### Exercise description:
Repeat every line exactly, keeping the pictures out of the copy.
▶
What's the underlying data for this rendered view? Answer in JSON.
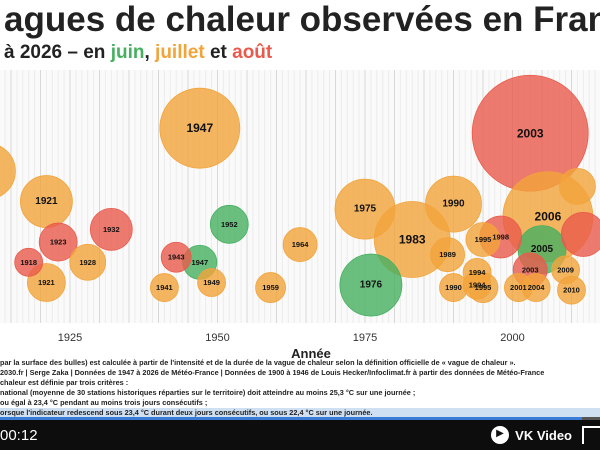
{
  "title": "agues de chaleur observées en Franc",
  "subtitle": {
    "prefix": "à 2026 – en ",
    "juin": "juin",
    "sep": ", ",
    "juillet": "juillet",
    "and": " et ",
    "aout": "août"
  },
  "colors": {
    "juin": "#46b060",
    "juillet": "#f2a43b",
    "aout": "#ea5a4c"
  },
  "chart_data": {
    "type": "scatter",
    "xlabel": "Année",
    "xlim": [
      1911,
      2027
    ],
    "xticks": [
      1925,
      1950,
      1975,
      2000
    ],
    "bubbles": [
      {
        "year": 1911,
        "label": "",
        "month": "juillet",
        "size": 28,
        "level": 0.4
      },
      {
        "year": 1909,
        "label": "",
        "month": "aout",
        "size": 22,
        "level": 0.58
      },
      {
        "year": 1918,
        "label": "1918",
        "month": "aout",
        "size": 14,
        "level": 0.76
      },
      {
        "year": 1921,
        "label": "1921",
        "month": "juillet",
        "size": 26,
        "level": 0.52
      },
      {
        "year": 1923,
        "label": "1923",
        "month": "aout",
        "size": 19,
        "level": 0.68
      },
      {
        "year": 1921,
        "label": "1921",
        "month": "juillet",
        "size": 19,
        "level": 0.84
      },
      {
        "year": 1928,
        "label": "1928",
        "month": "juillet",
        "size": 18,
        "level": 0.76
      },
      {
        "year": 1932,
        "label": "1932",
        "month": "aout",
        "size": 21,
        "level": 0.63
      },
      {
        "year": 1941,
        "label": "1941",
        "month": "juillet",
        "size": 14,
        "level": 0.86
      },
      {
        "year": 1943,
        "label": "1943",
        "month": "aout",
        "size": 15,
        "level": 0.74
      },
      {
        "year": 1947,
        "label": "1947",
        "month": "juin",
        "size": 17,
        "level": 0.76
      },
      {
        "year": 1947,
        "label": "1947",
        "month": "juillet",
        "size": 40,
        "level": 0.23
      },
      {
        "year": 1949,
        "label": "1949",
        "month": "juillet",
        "size": 14,
        "level": 0.84
      },
      {
        "year": 1952,
        "label": "1952",
        "month": "juin",
        "size": 19,
        "level": 0.61
      },
      {
        "year": 1959,
        "label": "1959",
        "month": "juillet",
        "size": 15,
        "level": 0.86
      },
      {
        "year": 1964,
        "label": "1964",
        "month": "juillet",
        "size": 17,
        "level": 0.69
      },
      {
        "year": 1975,
        "label": "1975",
        "month": "juillet",
        "size": 30,
        "level": 0.55
      },
      {
        "year": 1976,
        "label": "1976",
        "month": "juin",
        "size": 31,
        "level": 0.85
      },
      {
        "year": 1983,
        "label": "1983",
        "month": "juillet",
        "size": 38,
        "level": 0.67
      },
      {
        "year": 1989,
        "label": "1989",
        "month": "juillet",
        "size": 17,
        "level": 0.73
      },
      {
        "year": 1990,
        "label": "1990",
        "month": "juillet",
        "size": 28,
        "level": 0.53
      },
      {
        "year": 1990,
        "label": "1990",
        "month": "juillet",
        "size": 14,
        "level": 0.86
      },
      {
        "year": 1994,
        "label": "1994",
        "month": "juillet",
        "size": 14,
        "level": 0.8
      },
      {
        "year": 1994,
        "label": "1994",
        "month": "juillet",
        "size": 14,
        "level": 0.85
      },
      {
        "year": 1995,
        "label": "1995",
        "month": "juillet",
        "size": 17,
        "level": 0.67
      },
      {
        "year": 1995,
        "label": "1995",
        "month": "juillet",
        "size": 15,
        "level": 0.86
      },
      {
        "year": 1998,
        "label": "1998",
        "month": "aout",
        "size": 21,
        "level": 0.66
      },
      {
        "year": 2001,
        "label": "2001",
        "month": "juillet",
        "size": 14,
        "level": 0.86
      },
      {
        "year": 2003,
        "label": "2003",
        "month": "aout",
        "size": 58,
        "level": 0.25
      },
      {
        "year": 2003,
        "label": "2003",
        "month": "aout",
        "size": 17,
        "level": 0.79
      },
      {
        "year": 2004,
        "label": "2004",
        "month": "juillet",
        "size": 14,
        "level": 0.86
      },
      {
        "year": 2005,
        "label": "2005",
        "month": "juin",
        "size": 24,
        "level": 0.71
      },
      {
        "year": 2006,
        "label": "2006",
        "month": "juillet",
        "size": 45,
        "level": 0.58
      },
      {
        "year": 2009,
        "label": "2009",
        "month": "juillet",
        "size": 14,
        "level": 0.79
      },
      {
        "year": 2010,
        "label": "2010",
        "month": "juillet",
        "size": 14,
        "level": 0.87
      },
      {
        "year": 2011,
        "label": "",
        "month": "juillet",
        "size": 18,
        "level": 0.46
      },
      {
        "year": 2012,
        "label": "",
        "month": "aout",
        "size": 22,
        "level": 0.65
      }
    ]
  },
  "notes": [
    "par la surface des bulles) est calculée à partir de l'intensité et de la durée de la vague de chaleur selon la définition officielle de « vague de chaleur ».",
    "2030.fr | Serge Zaka | Données de 1947 à 2026 de Météo-France | Données de 1900 à 1946 de Louis Hecker/Infoclimat.fr à partir des données de Météo-France",
    "chaleur est définie par trois critères :",
    "national (moyenne de 30 stations historiques réparties sur le territoire) doit atteindre au moins 25,3 °C sur une journée ;",
    "ou égal à 23,4 °C pendant au moins trois jours consécutifs ;",
    "orsque l'indicateur redescend sous 23,4 °C durant deux jours consécutifs, ou sous 22,4 °C sur une journée."
  ],
  "player": {
    "time": "00:12",
    "brand": "VK Video",
    "progress": 0.97
  }
}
◀
### Task response:
What's the underlying data for this rendered view? Answer in JSON.
{
  "title": "agues de chaleur observées en Franc",
  "subtitle": {
    "prefix": "à 2026 – en ",
    "juin": "juin",
    "sep": ", ",
    "juillet": "juillet",
    "and": " et ",
    "aout": "août"
  },
  "colors": {
    "juin": "#46b060",
    "juillet": "#f2a43b",
    "aout": "#ea5a4c"
  },
  "chart_data": {
    "type": "scatter",
    "xlabel": "Année",
    "xlim": [
      1911,
      2027
    ],
    "xticks": [
      1925,
      1950,
      1975,
      2000
    ],
    "bubbles": [
      {
        "year": 1911,
        "label": "",
        "month": "juillet",
        "size": 28,
        "level": 0.4
      },
      {
        "year": 1909,
        "label": "",
        "month": "aout",
        "size": 22,
        "level": 0.58
      },
      {
        "year": 1918,
        "label": "1918",
        "month": "aout",
        "size": 14,
        "level": 0.76
      },
      {
        "year": 1921,
        "label": "1921",
        "month": "juillet",
        "size": 26,
        "level": 0.52
      },
      {
        "year": 1923,
        "label": "1923",
        "month": "aout",
        "size": 19,
        "level": 0.68
      },
      {
        "year": 1921,
        "label": "1921",
        "month": "juillet",
        "size": 19,
        "level": 0.84
      },
      {
        "year": 1928,
        "label": "1928",
        "month": "juillet",
        "size": 18,
        "level": 0.76
      },
      {
        "year": 1932,
        "label": "1932",
        "month": "aout",
        "size": 21,
        "level": 0.63
      },
      {
        "year": 1941,
        "label": "1941",
        "month": "juillet",
        "size": 14,
        "level": 0.86
      },
      {
        "year": 1943,
        "label": "1943",
        "month": "aout",
        "size": 15,
        "level": 0.74
      },
      {
        "year": 1947,
        "label": "1947",
        "month": "juin",
        "size": 17,
        "level": 0.76
      },
      {
        "year": 1947,
        "label": "1947",
        "month": "juillet",
        "size": 40,
        "level": 0.23
      },
      {
        "year": 1949,
        "label": "1949",
        "month": "juillet",
        "size": 14,
        "level": 0.84
      },
      {
        "year": 1952,
        "label": "1952",
        "month": "juin",
        "size": 19,
        "level": 0.61
      },
      {
        "year": 1959,
        "label": "1959",
        "month": "juillet",
        "size": 15,
        "level": 0.86
      },
      {
        "year": 1964,
        "label": "1964",
        "month": "juillet",
        "size": 17,
        "level": 0.69
      },
      {
        "year": 1975,
        "label": "1975",
        "month": "juillet",
        "size": 30,
        "level": 0.55
      },
      {
        "year": 1976,
        "label": "1976",
        "month": "juin",
        "size": 31,
        "level": 0.85
      },
      {
        "year": 1983,
        "label": "1983",
        "month": "juillet",
        "size": 38,
        "level": 0.67
      },
      {
        "year": 1989,
        "label": "1989",
        "month": "juillet",
        "size": 17,
        "level": 0.73
      },
      {
        "year": 1990,
        "label": "1990",
        "month": "juillet",
        "size": 28,
        "level": 0.53
      },
      {
        "year": 1990,
        "label": "1990",
        "month": "juillet",
        "size": 14,
        "level": 0.86
      },
      {
        "year": 1994,
        "label": "1994",
        "month": "juillet",
        "size": 14,
        "level": 0.8
      },
      {
        "year": 1994,
        "label": "1994",
        "month": "juillet",
        "size": 14,
        "level": 0.85
      },
      {
        "year": 1995,
        "label": "1995",
        "month": "juillet",
        "size": 17,
        "level": 0.67
      },
      {
        "year": 1995,
        "label": "1995",
        "month": "juillet",
        "size": 15,
        "level": 0.86
      },
      {
        "year": 1998,
        "label": "1998",
        "month": "aout",
        "size": 21,
        "level": 0.66
      },
      {
        "year": 2001,
        "label": "2001",
        "month": "juillet",
        "size": 14,
        "level": 0.86
      },
      {
        "year": 2003,
        "label": "2003",
        "month": "aout",
        "size": 58,
        "level": 0.25
      },
      {
        "year": 2003,
        "label": "2003",
        "month": "aout",
        "size": 17,
        "level": 0.79
      },
      {
        "year": 2004,
        "label": "2004",
        "month": "juillet",
        "size": 14,
        "level": 0.86
      },
      {
        "year": 2005,
        "label": "2005",
        "month": "juin",
        "size": 24,
        "level": 0.71
      },
      {
        "year": 2006,
        "label": "2006",
        "month": "juillet",
        "size": 45,
        "level": 0.58
      },
      {
        "year": 2009,
        "label": "2009",
        "month": "juillet",
        "size": 14,
        "level": 0.79
      },
      {
        "year": 2010,
        "label": "2010",
        "month": "juillet",
        "size": 14,
        "level": 0.87
      },
      {
        "year": 2011,
        "label": "",
        "month": "juillet",
        "size": 18,
        "level": 0.46
      },
      {
        "year": 2012,
        "label": "",
        "month": "aout",
        "size": 22,
        "level": 0.65
      }
    ]
  },
  "notes": [
    "par la surface des bulles) est calculée à partir de l'intensité et de la durée de la vague de chaleur selon la définition officielle de « vague de chaleur ».",
    "2030.fr | Serge Zaka | Données de 1947 à 2026 de Météo-France | Données de 1900 à 1946 de Louis Hecker/Infoclimat.fr à partir des données de Météo-France",
    "chaleur est définie par trois critères :",
    "national (moyenne de 30 stations historiques réparties sur le territoire) doit atteindre au moins 25,3 °C sur une journée ;",
    "ou égal à 23,4 °C pendant au moins trois jours consécutifs ;",
    "orsque l'indicateur redescend sous 23,4 °C durant deux jours consécutifs, ou sous 22,4 °C sur une journée."
  ],
  "player": {
    "time": "00:12",
    "brand": "VK Video",
    "progress": 0.97
  }
}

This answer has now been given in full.